• _Entries with figure data_
>> Start
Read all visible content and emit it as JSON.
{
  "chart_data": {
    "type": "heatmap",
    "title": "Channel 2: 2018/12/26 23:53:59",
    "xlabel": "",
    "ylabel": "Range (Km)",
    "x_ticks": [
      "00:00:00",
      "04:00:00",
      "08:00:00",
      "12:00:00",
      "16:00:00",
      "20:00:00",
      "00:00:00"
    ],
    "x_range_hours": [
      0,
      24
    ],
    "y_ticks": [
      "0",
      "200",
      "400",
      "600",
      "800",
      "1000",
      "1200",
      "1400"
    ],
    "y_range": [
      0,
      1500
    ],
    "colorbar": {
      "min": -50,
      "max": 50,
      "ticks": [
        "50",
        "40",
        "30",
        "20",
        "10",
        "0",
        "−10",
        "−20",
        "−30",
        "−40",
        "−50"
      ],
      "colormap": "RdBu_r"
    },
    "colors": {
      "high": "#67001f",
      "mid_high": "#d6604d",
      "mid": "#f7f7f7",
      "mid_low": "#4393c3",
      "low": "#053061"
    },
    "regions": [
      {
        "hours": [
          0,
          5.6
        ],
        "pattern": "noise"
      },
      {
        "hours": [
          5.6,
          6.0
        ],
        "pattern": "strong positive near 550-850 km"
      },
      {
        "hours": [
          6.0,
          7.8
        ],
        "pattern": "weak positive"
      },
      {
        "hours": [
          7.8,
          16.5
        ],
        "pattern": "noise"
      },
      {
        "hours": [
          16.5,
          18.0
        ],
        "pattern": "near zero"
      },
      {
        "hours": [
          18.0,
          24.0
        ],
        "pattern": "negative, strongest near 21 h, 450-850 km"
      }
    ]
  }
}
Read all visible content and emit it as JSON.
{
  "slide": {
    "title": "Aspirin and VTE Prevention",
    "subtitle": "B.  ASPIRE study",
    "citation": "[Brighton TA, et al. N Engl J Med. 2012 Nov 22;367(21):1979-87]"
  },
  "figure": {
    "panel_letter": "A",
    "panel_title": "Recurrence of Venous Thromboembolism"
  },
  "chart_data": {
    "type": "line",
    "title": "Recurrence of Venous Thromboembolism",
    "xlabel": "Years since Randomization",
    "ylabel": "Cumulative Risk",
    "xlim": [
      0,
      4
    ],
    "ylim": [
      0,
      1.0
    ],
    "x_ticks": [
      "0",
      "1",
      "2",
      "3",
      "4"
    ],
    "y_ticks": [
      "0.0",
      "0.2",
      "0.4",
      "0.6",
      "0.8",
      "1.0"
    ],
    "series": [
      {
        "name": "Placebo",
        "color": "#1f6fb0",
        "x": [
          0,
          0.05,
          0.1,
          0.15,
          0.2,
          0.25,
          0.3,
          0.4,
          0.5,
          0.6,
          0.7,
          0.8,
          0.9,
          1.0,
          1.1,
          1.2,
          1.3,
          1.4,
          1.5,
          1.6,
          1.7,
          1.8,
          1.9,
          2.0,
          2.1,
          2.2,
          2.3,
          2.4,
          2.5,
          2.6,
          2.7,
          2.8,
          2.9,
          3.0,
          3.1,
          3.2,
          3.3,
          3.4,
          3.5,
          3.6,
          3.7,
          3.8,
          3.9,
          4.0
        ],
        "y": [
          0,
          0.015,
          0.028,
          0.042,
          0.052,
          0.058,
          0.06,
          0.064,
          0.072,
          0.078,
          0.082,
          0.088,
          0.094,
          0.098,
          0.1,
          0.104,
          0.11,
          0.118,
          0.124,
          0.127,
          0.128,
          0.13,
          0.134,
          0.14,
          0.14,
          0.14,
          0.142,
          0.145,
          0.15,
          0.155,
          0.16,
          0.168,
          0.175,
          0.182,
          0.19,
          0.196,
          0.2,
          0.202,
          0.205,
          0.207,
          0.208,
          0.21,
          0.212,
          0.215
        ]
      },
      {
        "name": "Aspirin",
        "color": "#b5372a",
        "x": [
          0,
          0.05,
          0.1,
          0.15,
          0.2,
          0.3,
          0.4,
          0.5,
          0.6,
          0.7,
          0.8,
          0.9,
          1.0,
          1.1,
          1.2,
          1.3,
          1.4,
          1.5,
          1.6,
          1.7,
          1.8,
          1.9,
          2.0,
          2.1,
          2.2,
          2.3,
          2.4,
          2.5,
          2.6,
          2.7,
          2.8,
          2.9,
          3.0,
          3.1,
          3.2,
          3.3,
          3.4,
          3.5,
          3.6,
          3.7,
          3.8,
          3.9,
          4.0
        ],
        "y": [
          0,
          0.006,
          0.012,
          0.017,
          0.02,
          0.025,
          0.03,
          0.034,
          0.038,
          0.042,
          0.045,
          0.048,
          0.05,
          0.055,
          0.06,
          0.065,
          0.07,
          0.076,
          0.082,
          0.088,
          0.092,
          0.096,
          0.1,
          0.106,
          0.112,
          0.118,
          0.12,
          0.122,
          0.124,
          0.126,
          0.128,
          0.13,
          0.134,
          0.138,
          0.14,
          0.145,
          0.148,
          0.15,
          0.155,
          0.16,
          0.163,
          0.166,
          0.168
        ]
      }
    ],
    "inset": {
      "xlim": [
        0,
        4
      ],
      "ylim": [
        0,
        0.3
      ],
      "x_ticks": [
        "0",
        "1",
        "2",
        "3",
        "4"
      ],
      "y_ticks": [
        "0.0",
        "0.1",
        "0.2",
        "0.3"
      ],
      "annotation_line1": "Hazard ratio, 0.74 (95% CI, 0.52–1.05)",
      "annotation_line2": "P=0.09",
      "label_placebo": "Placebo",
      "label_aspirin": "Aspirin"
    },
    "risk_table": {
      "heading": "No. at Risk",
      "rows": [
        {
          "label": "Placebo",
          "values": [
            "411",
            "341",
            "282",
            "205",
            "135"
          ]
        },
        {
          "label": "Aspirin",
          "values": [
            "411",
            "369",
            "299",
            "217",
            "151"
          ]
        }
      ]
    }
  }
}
>> End
Each entry is to be returned in full, character for character.

• _Completed task_
Read all visible content and emit it as JSON.
{
  "chart_data": {
    "type": "heatmap",
    "title": "Channel 2: 2018/12/26 23:53:59",
    "xlabel": "",
    "ylabel": "Range (Km)",
    "x_ticks": [
      "00:00:00",
      "04:00:00",
      "08:00:00",
      "12:00:00",
      "16:00:00",
      "20:00:00",
      "00:00:00"
    ],
    "x_range_hours": [
      0,
      24
    ],
    "y_ticks": [
      "0",
      "200",
      "400",
      "600",
      "800",
      "1000",
      "1200",
      "1400"
    ],
    "y_range": [
      0,
      1500
    ],
    "colorbar": {
      "min": -50,
      "max": 50,
      "ticks": [
        "50",
        "40",
        "30",
        "20",
        "10",
        "0",
        "−10",
        "−20",
        "−30",
        "−40",
        "−50"
      ],
      "colormap": "RdBu_r"
    },
    "colors": {
      "high": "#67001f",
      "mid_high": "#d6604d",
      "mid": "#f7f7f7",
      "mid_low": "#4393c3",
      "low": "#053061"
    },
    "regions": [
      {
        "hours": [
          0,
          5.6
        ],
        "pattern": "noise"
      },
      {
        "hours": [
          5.6,
          6.0
        ],
        "pattern": "strong positive near 550-850 km"
      },
      {
        "hours": [
          6.0,
          7.8
        ],
        "pattern": "weak positive"
      },
      {
        "hours": [
          7.8,
          16.5
        ],
        "pattern": "noise"
      },
      {
        "hours": [
          16.5,
          18.0
        ],
        "pattern": "near zero"
      },
      {
        "hours": [
          18.0,
          24.0
        ],
        "pattern": "negative, strongest near 21 h, 450-850 km"
      }
    ]
  }
}
Read all visible content and emit it as JSON.
{
  "slide": {
    "title": "Aspirin and VTE Prevention",
    "subtitle": "B.  ASPIRE study",
    "citation": "[Brighton TA, et al. N Engl J Med. 2012 Nov 22;367(21):1979-87]"
  },
  "figure": {
    "panel_letter": "A",
    "panel_title": "Recurrence of Venous Thromboembolism"
  },
  "chart_data": {
    "type": "line",
    "title": "Recurrence of Venous Thromboembolism",
    "xlabel": "Years since Randomization",
    "ylabel": "Cumulative Risk",
    "xlim": [
      0,
      4
    ],
    "ylim": [
      0,
      1.0
    ],
    "x_ticks": [
      "0",
      "1",
      "2",
      "3",
      "4"
    ],
    "y_ticks": [
      "0.0",
      "0.2",
      "0.4",
      "0.6",
      "0.8",
      "1.0"
    ],
    "series": [
      {
        "name": "Placebo",
        "color": "#1f6fb0",
        "x": [
          0,
          0.05,
          0.1,
          0.15,
          0.2,
          0.25,
          0.3,
          0.4,
          0.5,
          0.6,
          0.7,
          0.8,
          0.9,
          1.0,
          1.1,
          1.2,
          1.3,
          1.4,
          1.5,
          1.6,
          1.7,
          1.8,
          1.9,
          2.0,
          2.1,
          2.2,
          2.3,
          2.4,
          2.5,
          2.6,
          2.7,
          2.8,
          2.9,
          3.0,
          3.1,
          3.2,
          3.3,
          3.4,
          3.5,
          3.6,
          3.7,
          3.8,
          3.9,
          4.0
        ],
        "y": [
          0,
          0.015,
          0.028,
          0.042,
          0.052,
          0.058,
          0.06,
          0.064,
          0.072,
          0.078,
          0.082,
          0.088,
          0.094,
          0.098,
          0.1,
          0.104,
          0.11,
          0.118,
          0.124,
          0.127,
          0.128,
          0.13,
          0.134,
          0.14,
          0.14,
          0.14,
          0.142,
          0.145,
          0.15,
          0.155,
          0.16,
          0.168,
          0.175,
          0.182,
          0.19,
          0.196,
          0.2,
          0.202,
          0.205,
          0.207,
          0.208,
          0.21,
          0.212,
          0.215
        ]
      },
      {
        "name": "Aspirin",
        "color": "#b5372a",
        "x": [
          0,
          0.05,
          0.1,
          0.15,
          0.2,
          0.3,
          0.4,
          0.5,
          0.6,
          0.7,
          0.8,
          0.9,
          1.0,
          1.1,
          1.2,
          1.3,
          1.4,
          1.5,
          1.6,
          1.7,
          1.8,
          1.9,
          2.0,
          2.1,
          2.2,
          2.3,
          2.4,
          2.5,
          2.6,
          2.7,
          2.8,
          2.9,
          3.0,
          3.1,
          3.2,
          3.3,
          3.4,
          3.5,
          3.6,
          3.7,
          3.8,
          3.9,
          4.0
        ],
        "y": [
          0,
          0.006,
          0.012,
          0.017,
          0.02,
          0.025,
          0.03,
          0.034,
          0.038,
          0.042,
          0.045,
          0.048,
          0.05,
          0.055,
          0.06,
          0.065,
          0.07,
          0.076,
          0.082,
          0.088,
          0.092,
          0.096,
          0.1,
          0.106,
          0.112,
          0.118,
          0.12,
          0.122,
          0.124,
          0.126,
          0.128,
          0.13,
          0.134,
          0.138,
          0.14,
          0.145,
          0.148,
          0.15,
          0.155,
          0.16,
          0.163,
          0.166,
          0.168
        ]
      }
    ],
    "inset": {
      "xlim": [
        0,
        4
      ],
      "ylim": [
        0,
        0.3
      ],
      "x_ticks": [
        "0",
        "1",
        "2",
        "3",
        "4"
      ],
      "y_ticks": [
        "0.0",
        "0.1",
        "0.2",
        "0.3"
      ],
      "annotation_line1": "Hazard ratio, 0.74 (95% CI, 0.52–1.05)",
      "annotation_line2": "P=0.09",
      "label_placebo": "Placebo",
      "label_aspirin": "Aspirin"
    },
    "risk_table": {
      "heading": "No. at Risk",
      "rows": [
        {
          "label": "Placebo",
          "values": [
            "411",
            "341",
            "282",
            "205",
            "135"
          ]
        },
        {
          "label": "Aspirin",
          "values": [
            "411",
            "369",
            "299",
            "217",
            "151"
          ]
        }
      ]
    }
  }
}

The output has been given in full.